### EXERCISE INPUTS

-=-=-

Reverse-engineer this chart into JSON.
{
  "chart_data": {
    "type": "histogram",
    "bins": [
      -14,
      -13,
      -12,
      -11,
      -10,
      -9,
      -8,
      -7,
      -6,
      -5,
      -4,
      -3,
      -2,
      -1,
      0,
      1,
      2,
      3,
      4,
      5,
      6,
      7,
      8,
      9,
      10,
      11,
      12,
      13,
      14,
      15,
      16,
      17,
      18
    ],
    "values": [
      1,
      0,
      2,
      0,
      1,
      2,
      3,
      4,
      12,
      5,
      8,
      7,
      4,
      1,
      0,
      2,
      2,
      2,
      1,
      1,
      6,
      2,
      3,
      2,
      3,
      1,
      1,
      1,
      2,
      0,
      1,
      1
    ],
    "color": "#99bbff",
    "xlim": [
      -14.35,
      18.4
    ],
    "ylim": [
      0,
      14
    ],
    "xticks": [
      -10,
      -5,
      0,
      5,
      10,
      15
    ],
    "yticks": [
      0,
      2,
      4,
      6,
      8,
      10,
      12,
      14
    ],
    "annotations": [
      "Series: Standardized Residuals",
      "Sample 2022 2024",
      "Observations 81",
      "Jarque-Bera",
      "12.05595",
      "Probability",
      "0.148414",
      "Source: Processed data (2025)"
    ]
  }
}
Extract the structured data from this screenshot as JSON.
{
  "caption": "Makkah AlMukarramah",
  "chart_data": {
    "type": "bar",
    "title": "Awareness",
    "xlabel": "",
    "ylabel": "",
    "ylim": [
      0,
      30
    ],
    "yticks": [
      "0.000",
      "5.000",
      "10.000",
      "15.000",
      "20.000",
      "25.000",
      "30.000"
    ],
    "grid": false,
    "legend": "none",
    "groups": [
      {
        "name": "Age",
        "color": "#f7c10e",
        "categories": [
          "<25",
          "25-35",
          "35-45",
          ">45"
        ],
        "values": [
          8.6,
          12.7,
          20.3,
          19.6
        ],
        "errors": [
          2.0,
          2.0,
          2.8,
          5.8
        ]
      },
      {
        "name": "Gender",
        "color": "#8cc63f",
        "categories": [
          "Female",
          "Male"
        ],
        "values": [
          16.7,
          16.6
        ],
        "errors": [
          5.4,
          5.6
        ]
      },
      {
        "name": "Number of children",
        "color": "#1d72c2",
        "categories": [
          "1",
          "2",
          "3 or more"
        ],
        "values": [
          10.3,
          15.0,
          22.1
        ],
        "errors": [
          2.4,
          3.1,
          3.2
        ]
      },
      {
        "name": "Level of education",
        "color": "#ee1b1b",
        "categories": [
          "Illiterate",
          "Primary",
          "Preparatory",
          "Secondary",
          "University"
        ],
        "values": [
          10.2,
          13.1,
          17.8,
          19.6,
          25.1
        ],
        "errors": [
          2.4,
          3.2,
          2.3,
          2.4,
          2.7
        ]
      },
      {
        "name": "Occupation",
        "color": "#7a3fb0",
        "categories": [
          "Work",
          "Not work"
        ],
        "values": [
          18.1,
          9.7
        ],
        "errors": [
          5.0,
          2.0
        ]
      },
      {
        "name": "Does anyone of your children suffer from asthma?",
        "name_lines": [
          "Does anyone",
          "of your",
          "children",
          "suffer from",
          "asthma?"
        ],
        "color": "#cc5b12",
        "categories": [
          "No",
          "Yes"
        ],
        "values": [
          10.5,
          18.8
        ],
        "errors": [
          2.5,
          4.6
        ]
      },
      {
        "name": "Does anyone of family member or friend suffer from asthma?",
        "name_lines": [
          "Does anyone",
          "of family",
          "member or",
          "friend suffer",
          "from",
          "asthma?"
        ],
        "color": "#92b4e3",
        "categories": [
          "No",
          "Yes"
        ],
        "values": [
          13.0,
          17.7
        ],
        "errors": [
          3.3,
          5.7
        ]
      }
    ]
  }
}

-=-=-

### AIM OF THE TASK
Above are some records. Print them all exactly.

### OUTPUT
Reverse-engineer this chart into JSON.
{
  "chart_data": {
    "type": "histogram",
    "bins": [
      -14,
      -13,
      -12,
      -11,
      -10,
      -9,
      -8,
      -7,
      -6,
      -5,
      -4,
      -3,
      -2,
      -1,
      0,
      1,
      2,
      3,
      4,
      5,
      6,
      7,
      8,
      9,
      10,
      11,
      12,
      13,
      14,
      15,
      16,
      17,
      18
    ],
    "values": [
      1,
      0,
      2,
      0,
      1,
      2,
      3,
      4,
      12,
      5,
      8,
      7,
      4,
      1,
      0,
      2,
      2,
      2,
      1,
      1,
      6,
      2,
      3,
      2,
      3,
      1,
      1,
      1,
      2,
      0,
      1,
      1
    ],
    "color": "#99bbff",
    "xlim": [
      -14.35,
      18.4
    ],
    "ylim": [
      0,
      14
    ],
    "xticks": [
      -10,
      -5,
      0,
      5,
      10,
      15
    ],
    "yticks": [
      0,
      2,
      4,
      6,
      8,
      10,
      12,
      14
    ],
    "annotations": [
      "Series: Standardized Residuals",
      "Sample 2022 2024",
      "Observations 81",
      "Jarque-Bera",
      "12.05595",
      "Probability",
      "0.148414",
      "Source: Processed data (2025)"
    ]
  }
}
Extract the structured data from this screenshot as JSON.
{
  "caption": "Makkah AlMukarramah",
  "chart_data": {
    "type": "bar",
    "title": "Awareness",
    "xlabel": "",
    "ylabel": "",
    "ylim": [
      0,
      30
    ],
    "yticks": [
      "0.000",
      "5.000",
      "10.000",
      "15.000",
      "20.000",
      "25.000",
      "30.000"
    ],
    "grid": false,
    "legend": "none",
    "groups": [
      {
        "name": "Age",
        "color": "#f7c10e",
        "categories": [
          "<25",
          "25-35",
          "35-45",
          ">45"
        ],
        "values": [
          8.6,
          12.7,
          20.3,
          19.6
        ],
        "errors": [
          2.0,
          2.0,
          2.8,
          5.8
        ]
      },
      {
        "name": "Gender",
        "color": "#8cc63f",
        "categories": [
          "Female",
          "Male"
        ],
        "values": [
          16.7,
          16.6
        ],
        "errors": [
          5.4,
          5.6
        ]
      },
      {
        "name": "Number of children",
        "color": "#1d72c2",
        "categories": [
          "1",
          "2",
          "3 or more"
        ],
        "values": [
          10.3,
          15.0,
          22.1
        ],
        "errors": [
          2.4,
          3.1,
          3.2
        ]
      },
      {
        "name": "Level of education",
        "color": "#ee1b1b",
        "categories": [
          "Illiterate",
          "Primary",
          "Preparatory",
          "Secondary",
          "University"
        ],
        "values": [
          10.2,
          13.1,
          17.8,
          19.6,
          25.1
        ],
        "errors": [
          2.4,
          3.2,
          2.3,
          2.4,
          2.7
        ]
      },
      {
        "name": "Occupation",
        "color": "#7a3fb0",
        "categories": [
          "Work",
          "Not work"
        ],
        "values": [
          18.1,
          9.7
        ],
        "errors": [
          5.0,
          2.0
        ]
      },
      {
        "name": "Does anyone of your children suffer from asthma?",
        "name_lines": [
          "Does anyone",
          "of your",
          "children",
          "suffer from",
          "asthma?"
        ],
        "color": "#cc5b12",
        "categories": [
          "No",
          "Yes"
        ],
        "values": [
          10.5,
          18.8
        ],
        "errors": [
          2.5,
          4.6
        ]
      },
      {
        "name": "Does anyone of family member or friend suffer from asthma?",
        "name_lines": [
          "Does anyone",
          "of family",
          "member or",
          "friend suffer",
          "from",
          "asthma?"
        ],
        "color": "#92b4e3",
        "categories": [
          "No",
          "Yes"
        ],
        "values": [
          13.0,
          17.7
        ],
        "errors": [
          3.3,
          5.7
        ]
      }
    ]
  }
}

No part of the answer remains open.